• **Given data**
◇ ◇ ◇ ◇ ◇ ◇ ◇

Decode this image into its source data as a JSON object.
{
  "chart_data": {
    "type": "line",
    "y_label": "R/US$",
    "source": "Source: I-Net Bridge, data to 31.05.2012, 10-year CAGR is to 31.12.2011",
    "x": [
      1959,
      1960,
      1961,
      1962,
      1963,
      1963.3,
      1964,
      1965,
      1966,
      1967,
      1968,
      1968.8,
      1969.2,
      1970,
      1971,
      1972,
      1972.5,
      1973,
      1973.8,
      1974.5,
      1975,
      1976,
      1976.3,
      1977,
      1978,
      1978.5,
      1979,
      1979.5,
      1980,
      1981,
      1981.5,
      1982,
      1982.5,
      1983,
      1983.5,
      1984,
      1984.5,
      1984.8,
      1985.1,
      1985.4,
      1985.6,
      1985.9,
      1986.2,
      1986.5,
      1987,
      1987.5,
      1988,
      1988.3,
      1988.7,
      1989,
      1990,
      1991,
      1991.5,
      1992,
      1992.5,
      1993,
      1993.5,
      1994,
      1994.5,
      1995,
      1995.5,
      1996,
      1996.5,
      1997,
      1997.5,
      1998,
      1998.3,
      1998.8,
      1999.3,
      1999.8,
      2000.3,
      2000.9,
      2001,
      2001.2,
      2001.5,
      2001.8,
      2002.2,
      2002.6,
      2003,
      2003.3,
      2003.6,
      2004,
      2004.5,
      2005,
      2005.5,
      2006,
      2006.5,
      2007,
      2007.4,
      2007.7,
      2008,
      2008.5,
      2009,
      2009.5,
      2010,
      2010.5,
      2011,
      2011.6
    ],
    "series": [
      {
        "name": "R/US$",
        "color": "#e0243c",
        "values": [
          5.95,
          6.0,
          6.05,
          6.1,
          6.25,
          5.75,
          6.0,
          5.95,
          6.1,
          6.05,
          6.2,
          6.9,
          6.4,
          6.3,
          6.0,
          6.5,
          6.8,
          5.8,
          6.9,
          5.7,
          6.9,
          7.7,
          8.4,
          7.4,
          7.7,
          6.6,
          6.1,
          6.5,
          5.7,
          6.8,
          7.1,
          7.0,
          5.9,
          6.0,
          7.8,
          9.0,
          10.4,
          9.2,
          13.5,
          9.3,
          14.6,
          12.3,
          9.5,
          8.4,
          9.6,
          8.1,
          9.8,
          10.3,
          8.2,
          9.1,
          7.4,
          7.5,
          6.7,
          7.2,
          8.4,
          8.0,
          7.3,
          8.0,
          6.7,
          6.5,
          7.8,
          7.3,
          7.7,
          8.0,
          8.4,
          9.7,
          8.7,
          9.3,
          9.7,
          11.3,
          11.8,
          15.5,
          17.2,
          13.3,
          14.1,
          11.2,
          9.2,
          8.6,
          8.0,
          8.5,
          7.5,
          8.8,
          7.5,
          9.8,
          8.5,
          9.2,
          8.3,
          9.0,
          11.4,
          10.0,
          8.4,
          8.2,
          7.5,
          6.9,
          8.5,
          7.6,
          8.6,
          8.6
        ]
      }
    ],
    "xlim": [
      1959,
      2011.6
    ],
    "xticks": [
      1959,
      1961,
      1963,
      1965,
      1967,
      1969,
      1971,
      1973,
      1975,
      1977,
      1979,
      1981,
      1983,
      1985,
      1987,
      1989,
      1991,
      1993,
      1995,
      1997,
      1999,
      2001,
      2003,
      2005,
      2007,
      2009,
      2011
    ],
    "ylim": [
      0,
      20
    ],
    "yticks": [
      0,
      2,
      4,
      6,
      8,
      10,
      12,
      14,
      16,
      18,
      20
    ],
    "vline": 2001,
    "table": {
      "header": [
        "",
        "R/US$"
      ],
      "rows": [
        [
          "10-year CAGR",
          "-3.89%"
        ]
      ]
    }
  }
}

◇ ◇ ◇ ◇ ◇ ◇ ◇

• **Goal**
What is the number of lines that hold the string "year"? Give it alone.

• **Full response**
2